(Records)

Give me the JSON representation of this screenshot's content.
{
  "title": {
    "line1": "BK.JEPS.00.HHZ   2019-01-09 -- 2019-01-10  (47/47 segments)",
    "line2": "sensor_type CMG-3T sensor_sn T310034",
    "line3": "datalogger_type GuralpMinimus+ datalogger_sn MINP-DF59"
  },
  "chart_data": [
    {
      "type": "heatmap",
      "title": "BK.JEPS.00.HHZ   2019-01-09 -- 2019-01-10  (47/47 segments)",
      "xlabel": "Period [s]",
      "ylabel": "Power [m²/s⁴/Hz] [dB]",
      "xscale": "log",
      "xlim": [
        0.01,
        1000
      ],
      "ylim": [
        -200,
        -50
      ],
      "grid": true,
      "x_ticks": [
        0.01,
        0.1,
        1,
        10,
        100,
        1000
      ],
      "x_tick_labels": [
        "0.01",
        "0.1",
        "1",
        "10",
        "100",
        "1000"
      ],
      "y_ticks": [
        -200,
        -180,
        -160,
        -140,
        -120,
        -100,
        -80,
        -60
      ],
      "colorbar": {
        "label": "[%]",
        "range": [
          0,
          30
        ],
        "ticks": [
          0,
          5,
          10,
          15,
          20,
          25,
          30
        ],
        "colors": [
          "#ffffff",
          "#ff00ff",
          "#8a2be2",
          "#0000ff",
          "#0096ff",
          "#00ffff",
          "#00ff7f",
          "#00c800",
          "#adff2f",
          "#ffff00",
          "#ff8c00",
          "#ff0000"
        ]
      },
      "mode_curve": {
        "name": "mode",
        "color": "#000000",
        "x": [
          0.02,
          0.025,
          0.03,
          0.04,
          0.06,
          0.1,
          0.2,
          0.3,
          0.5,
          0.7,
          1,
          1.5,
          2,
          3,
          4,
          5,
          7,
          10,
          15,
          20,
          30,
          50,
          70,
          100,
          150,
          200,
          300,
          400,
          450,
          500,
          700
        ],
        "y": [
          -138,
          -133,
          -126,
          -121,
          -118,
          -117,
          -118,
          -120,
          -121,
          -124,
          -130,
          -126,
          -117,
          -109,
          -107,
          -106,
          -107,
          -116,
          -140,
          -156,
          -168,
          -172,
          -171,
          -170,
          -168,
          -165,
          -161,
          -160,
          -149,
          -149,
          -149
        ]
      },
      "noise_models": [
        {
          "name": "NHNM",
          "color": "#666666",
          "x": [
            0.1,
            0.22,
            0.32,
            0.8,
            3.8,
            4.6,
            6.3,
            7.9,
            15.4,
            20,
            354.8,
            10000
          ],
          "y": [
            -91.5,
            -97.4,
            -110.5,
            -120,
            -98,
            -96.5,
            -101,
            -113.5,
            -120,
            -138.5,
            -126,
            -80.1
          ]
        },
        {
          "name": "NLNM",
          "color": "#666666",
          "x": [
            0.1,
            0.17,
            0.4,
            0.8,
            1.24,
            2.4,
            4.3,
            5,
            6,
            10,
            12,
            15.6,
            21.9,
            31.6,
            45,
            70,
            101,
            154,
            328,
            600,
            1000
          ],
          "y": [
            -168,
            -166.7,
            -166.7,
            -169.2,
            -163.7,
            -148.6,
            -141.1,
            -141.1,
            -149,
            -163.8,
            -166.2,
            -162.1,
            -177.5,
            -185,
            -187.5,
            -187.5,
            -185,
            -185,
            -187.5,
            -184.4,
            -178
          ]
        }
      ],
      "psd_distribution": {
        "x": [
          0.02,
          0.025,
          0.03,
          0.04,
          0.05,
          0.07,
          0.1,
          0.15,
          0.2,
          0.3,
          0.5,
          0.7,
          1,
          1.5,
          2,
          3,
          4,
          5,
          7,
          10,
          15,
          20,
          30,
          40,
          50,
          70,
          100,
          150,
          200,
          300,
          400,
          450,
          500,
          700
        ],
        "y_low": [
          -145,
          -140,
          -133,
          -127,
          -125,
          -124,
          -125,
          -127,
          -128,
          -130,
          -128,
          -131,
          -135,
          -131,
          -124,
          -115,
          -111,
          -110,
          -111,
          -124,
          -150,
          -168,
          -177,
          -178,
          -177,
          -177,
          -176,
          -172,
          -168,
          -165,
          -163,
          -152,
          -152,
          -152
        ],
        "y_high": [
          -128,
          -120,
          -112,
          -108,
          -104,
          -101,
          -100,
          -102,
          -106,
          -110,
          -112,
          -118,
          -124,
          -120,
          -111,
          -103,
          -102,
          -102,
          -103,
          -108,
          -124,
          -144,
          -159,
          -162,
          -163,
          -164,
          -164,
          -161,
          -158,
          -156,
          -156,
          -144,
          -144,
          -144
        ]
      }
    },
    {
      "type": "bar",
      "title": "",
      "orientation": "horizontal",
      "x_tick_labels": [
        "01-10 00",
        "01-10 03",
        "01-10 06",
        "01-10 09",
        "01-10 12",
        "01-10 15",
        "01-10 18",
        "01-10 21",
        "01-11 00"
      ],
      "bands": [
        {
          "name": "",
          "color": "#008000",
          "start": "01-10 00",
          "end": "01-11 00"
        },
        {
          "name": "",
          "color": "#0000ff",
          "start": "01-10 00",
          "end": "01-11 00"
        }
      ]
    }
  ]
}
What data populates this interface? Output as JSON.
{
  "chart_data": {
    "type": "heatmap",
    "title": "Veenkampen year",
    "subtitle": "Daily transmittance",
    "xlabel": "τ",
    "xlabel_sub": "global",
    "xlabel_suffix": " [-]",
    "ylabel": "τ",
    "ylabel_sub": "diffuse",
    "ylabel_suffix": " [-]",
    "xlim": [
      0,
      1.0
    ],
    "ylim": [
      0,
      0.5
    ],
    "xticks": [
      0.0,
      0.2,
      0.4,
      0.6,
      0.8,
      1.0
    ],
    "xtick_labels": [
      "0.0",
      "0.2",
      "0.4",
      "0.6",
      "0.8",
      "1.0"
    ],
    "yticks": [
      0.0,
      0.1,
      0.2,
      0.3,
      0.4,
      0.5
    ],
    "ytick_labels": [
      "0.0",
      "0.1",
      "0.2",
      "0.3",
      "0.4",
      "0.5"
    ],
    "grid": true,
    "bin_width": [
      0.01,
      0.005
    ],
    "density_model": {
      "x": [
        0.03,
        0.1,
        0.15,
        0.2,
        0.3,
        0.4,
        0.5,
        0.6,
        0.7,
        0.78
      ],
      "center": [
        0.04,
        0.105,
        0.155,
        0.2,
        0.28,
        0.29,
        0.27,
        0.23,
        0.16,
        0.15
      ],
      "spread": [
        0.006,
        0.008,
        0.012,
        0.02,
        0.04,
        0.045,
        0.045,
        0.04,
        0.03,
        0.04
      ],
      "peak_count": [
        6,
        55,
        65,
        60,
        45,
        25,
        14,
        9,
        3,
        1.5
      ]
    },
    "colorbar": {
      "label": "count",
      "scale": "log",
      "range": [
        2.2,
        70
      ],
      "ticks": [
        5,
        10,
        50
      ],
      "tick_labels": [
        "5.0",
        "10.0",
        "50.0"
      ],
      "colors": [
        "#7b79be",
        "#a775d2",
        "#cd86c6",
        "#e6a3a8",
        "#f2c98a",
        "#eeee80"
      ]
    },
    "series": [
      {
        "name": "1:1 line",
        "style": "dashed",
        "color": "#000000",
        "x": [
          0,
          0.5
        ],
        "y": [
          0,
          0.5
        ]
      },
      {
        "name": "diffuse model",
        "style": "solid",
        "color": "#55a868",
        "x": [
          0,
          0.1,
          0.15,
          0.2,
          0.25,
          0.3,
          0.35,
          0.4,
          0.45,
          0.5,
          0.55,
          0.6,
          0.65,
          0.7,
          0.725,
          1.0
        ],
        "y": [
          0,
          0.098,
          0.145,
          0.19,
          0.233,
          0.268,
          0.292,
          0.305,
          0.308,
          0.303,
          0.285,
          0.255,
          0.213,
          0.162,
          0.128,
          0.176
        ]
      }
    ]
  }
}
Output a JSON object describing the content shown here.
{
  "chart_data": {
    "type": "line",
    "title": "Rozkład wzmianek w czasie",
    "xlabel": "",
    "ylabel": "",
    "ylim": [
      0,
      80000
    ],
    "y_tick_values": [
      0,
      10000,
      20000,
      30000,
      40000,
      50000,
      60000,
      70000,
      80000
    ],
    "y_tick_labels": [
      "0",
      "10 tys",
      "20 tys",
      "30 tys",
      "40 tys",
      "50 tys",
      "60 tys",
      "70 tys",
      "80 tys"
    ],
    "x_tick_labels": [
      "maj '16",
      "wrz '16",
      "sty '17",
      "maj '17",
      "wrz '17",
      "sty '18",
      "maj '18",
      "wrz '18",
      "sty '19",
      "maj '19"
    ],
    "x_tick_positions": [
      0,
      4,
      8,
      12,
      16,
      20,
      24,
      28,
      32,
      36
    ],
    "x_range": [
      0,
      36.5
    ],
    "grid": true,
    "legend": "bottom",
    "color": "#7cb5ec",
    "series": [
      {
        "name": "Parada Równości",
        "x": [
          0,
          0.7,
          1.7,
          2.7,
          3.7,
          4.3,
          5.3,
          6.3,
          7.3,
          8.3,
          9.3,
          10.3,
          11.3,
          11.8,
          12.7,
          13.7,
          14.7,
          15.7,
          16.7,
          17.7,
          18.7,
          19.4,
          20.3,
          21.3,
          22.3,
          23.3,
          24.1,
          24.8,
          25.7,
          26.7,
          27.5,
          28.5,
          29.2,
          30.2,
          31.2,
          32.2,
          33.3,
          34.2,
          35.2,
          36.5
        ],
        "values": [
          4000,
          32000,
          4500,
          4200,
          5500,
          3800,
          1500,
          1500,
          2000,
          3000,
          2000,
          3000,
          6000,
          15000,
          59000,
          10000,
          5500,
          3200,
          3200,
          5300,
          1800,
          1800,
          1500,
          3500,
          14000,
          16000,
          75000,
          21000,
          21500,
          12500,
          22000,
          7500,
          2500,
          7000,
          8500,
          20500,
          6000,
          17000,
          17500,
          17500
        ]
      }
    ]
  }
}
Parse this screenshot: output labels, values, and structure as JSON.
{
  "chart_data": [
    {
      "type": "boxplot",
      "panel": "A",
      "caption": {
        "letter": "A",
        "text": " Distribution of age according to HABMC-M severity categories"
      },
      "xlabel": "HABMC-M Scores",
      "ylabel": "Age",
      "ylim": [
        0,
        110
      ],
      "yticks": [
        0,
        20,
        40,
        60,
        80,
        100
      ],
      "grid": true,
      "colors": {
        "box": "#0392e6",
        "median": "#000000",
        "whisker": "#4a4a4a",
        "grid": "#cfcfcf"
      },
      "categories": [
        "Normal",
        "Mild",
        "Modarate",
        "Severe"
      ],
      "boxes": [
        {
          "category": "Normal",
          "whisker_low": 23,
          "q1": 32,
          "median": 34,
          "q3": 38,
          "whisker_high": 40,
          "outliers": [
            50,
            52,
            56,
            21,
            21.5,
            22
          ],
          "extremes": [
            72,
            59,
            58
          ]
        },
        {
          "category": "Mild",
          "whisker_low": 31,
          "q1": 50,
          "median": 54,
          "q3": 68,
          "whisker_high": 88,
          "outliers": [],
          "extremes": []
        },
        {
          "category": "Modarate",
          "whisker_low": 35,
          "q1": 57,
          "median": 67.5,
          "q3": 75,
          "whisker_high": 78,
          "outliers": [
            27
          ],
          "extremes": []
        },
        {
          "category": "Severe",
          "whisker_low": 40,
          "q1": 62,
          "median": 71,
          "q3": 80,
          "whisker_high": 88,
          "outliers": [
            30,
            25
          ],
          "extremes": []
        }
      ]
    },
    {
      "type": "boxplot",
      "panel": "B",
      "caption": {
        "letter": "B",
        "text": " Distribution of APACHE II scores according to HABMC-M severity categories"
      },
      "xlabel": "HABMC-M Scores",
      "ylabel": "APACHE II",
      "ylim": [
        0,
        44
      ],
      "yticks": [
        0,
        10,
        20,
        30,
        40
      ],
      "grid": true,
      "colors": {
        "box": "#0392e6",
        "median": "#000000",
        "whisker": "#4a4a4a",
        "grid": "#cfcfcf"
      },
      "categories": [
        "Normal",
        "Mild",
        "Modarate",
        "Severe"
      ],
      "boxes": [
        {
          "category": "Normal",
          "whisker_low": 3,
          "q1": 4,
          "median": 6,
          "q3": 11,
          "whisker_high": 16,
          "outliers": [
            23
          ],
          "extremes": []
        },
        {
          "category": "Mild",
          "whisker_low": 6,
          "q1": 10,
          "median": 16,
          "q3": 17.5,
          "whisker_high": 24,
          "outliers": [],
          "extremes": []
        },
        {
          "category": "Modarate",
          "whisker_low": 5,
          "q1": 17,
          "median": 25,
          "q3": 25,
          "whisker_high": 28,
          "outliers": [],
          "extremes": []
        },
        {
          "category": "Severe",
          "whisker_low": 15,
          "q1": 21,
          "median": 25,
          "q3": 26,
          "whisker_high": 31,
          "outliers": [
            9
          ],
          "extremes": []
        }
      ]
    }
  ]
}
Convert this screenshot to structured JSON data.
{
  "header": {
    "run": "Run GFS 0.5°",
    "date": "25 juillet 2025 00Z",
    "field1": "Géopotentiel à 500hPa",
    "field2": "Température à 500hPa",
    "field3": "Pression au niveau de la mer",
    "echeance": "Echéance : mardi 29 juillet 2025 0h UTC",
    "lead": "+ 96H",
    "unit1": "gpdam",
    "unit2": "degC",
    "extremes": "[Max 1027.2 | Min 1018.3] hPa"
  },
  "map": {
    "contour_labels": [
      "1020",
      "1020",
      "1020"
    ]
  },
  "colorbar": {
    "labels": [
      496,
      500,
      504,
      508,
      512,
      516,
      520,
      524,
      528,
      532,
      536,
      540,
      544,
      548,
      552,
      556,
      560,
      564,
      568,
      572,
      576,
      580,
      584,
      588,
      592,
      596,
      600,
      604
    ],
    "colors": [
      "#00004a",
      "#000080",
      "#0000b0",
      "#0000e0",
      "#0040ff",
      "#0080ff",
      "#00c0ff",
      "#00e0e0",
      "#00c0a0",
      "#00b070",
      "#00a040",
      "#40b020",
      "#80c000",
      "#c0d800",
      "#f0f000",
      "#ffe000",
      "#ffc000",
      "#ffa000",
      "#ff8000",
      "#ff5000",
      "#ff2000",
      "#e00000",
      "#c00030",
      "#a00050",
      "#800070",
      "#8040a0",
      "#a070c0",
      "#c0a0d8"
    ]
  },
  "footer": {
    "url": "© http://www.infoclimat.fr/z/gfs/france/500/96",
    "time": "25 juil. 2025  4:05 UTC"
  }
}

* _What is being asked_: Show the lines of the records that contain the word "name".

* _Reply_:
        "name": "mode",
          "name": "NHNM",
          "name": "NLNM",
          "name": "",
          "name": "",
        "name": "1:1 line",
        "name": "diffuse model",
        "name": "Parada Równości",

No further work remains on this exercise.